**Excerpted text:**
Anita Goveas has been our 2025 London Writer In Residence. Anita trained as a speech and language therapist before switching careers in 2015 and having the time to write. She was first published in the 2016 London Short Story Prize, and has been nominated for Best of the Net, Best Microfictions and a Pushcart Prize. She also has two stories in Best Microfictions 2019, made the BIFFY 50 2018-19 and 2019-20 lists and the 2021 Wigleaf Top 50 list. Her debut flash fiction collection Families and other natural disasters was published by Reflex Press. She has run writing workshops for a range of places including Dahlia Publishing’s ‘A Brief Pause‘ writer’s development programme, and for Retreat West, Writers HQ, the Crow Collective and Spread the Word’s CripTic salons.
Anita’s residency is in partnership and hosted by Bethlem Gallery. Established in 1997, the gallery provides a professional space for high-quality artwork and fosters a supportive artist-focused environment. Bethlem Gallery’s vision is an equitable society where art and mental health are a valued part of every day, and works with artists to lead change in health and society.
I was thrilled when I discovered Creative Future was supporting a residency at Bethlem Gallery. I’d experienced it as a casual visitor and always admired it as a creative space. It opened up my ideas of what art could be, that it could be personal and made from different types of materials. I looked forward to being able to take some time to focus on my writing, something I always struggle with.
The Gallery is on the third site of the Bethlem Royal Hospital, the first asylum in England set up for the treatment of mental illness. It encourages collaboration and wellbeing- there’s a weekly writing group, and a very energetic performance collective. I enjoyed working out how to link the workshops I was running with the collection exhibited at the time ( a retrospective of artists who previously been exhibited at the gallery, and whose art often tells a story), meeting and talking to people about their writing, and spending time in the gallery and the beautiful surrounding grounds to write stories and be inspired.

**Listed entries:**
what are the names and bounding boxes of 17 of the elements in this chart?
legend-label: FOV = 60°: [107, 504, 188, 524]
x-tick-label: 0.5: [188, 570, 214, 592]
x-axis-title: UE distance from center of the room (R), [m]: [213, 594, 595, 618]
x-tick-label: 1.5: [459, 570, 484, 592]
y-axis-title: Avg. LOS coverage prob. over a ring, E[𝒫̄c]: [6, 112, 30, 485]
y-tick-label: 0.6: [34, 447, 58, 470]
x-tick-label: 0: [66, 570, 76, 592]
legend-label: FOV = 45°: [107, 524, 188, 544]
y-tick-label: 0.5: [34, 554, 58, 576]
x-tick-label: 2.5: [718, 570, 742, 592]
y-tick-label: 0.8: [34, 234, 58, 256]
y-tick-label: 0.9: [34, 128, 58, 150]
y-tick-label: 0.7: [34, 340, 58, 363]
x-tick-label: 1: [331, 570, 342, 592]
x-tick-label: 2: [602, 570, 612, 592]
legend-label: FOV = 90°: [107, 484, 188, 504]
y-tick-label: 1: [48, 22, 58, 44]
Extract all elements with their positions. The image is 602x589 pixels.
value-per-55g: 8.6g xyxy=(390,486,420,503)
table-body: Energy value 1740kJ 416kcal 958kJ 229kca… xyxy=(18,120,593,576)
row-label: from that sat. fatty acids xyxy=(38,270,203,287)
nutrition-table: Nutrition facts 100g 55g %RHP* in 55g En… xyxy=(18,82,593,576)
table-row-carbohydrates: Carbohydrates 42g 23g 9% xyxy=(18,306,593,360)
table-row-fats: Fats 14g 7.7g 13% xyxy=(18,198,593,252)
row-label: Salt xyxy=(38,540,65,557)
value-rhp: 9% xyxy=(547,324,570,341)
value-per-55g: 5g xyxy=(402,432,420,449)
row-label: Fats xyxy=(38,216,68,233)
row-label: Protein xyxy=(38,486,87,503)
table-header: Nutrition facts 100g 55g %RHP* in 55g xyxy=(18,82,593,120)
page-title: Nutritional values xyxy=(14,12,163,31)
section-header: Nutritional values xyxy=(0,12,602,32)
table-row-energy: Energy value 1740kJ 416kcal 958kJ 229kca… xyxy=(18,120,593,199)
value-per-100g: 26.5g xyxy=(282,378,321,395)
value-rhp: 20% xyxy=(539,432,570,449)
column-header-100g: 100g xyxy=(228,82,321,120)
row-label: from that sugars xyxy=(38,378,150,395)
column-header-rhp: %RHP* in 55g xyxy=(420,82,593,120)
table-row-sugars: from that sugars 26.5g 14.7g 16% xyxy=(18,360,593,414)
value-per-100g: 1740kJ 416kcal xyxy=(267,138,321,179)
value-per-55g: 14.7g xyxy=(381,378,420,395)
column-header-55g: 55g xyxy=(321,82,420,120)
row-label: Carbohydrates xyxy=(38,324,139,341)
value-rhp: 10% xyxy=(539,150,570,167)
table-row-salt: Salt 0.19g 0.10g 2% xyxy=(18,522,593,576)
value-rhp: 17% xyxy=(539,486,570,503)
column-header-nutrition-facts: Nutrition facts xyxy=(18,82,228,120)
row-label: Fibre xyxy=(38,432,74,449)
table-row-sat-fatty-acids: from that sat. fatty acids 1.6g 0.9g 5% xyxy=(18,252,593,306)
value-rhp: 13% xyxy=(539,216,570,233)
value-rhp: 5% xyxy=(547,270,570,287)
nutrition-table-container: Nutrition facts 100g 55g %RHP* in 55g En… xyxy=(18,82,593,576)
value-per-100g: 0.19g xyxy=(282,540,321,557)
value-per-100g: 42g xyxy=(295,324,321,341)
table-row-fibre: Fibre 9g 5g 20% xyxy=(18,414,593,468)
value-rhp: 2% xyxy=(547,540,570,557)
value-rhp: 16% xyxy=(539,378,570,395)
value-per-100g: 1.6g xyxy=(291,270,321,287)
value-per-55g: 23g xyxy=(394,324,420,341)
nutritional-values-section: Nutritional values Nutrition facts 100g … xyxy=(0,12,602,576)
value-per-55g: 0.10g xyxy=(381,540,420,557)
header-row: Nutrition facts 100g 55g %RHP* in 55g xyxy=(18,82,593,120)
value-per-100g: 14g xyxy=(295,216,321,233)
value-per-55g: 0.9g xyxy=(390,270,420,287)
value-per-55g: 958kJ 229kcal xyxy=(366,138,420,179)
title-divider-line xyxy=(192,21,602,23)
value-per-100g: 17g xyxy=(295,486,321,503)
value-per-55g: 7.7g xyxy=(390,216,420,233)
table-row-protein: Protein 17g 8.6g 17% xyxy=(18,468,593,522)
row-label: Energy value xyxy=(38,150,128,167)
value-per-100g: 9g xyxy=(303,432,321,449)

**Work task:** Continue the text about Anita Goveas's writing residency at Bethlem Gallery, picking up after its last sentence. The records are taken from a different source than the text.

**Final answer:**
I started writing when I developed health difficulties as a way of trying to process changes I had no control over so it had always felt like something I had to struggle with, that it wasn’t supposed to be something I enjoyed. It’s still a little bit intimidating, looking at the blank page and making something appear just from the contents of my slightly unreliable brain.
I like to write because I like to watch other people and try and figure out what they’re doing and why they might be doing it. After my health declined, I felt a little detached from the world, that I didn’t quite fit in it anymore. It helped to be able to focus on something outside myself, but I’ve always second guessed whether I deserved all the good things that came out of the writing (like having a book published or the lovely people I’ve met along the way.) I hadn’t wanted to write to have stories or a book published, it was more of a way of expressing myself, of dealing with difficult thoughts and feelings so I obviously couldn’t be a real writer.
The time I’ve spent on the residency has been invigorating. There’s something about sharing your practice and writing journey and listening to other people talk about their writing that helps you feel more grounded in where you are yourself and helps you appreciate what you’ve done and what you want to do. I spent a long time feeling that writing wasn’t something for people like me, and not questioning the subconscious messages I’d picked up about who could be writers from the books I’d read at school and even the writers I’d seen in movies and on TV. Feeling that if I couldn’t write like Shakespeare or if I wasn’t aiming to write a sweeping epic like War and Peace, that my writing wasn’t worth anything.
The gallery is the perfect place to explore and develop writing practice because it’s all about creativity and wellbeing.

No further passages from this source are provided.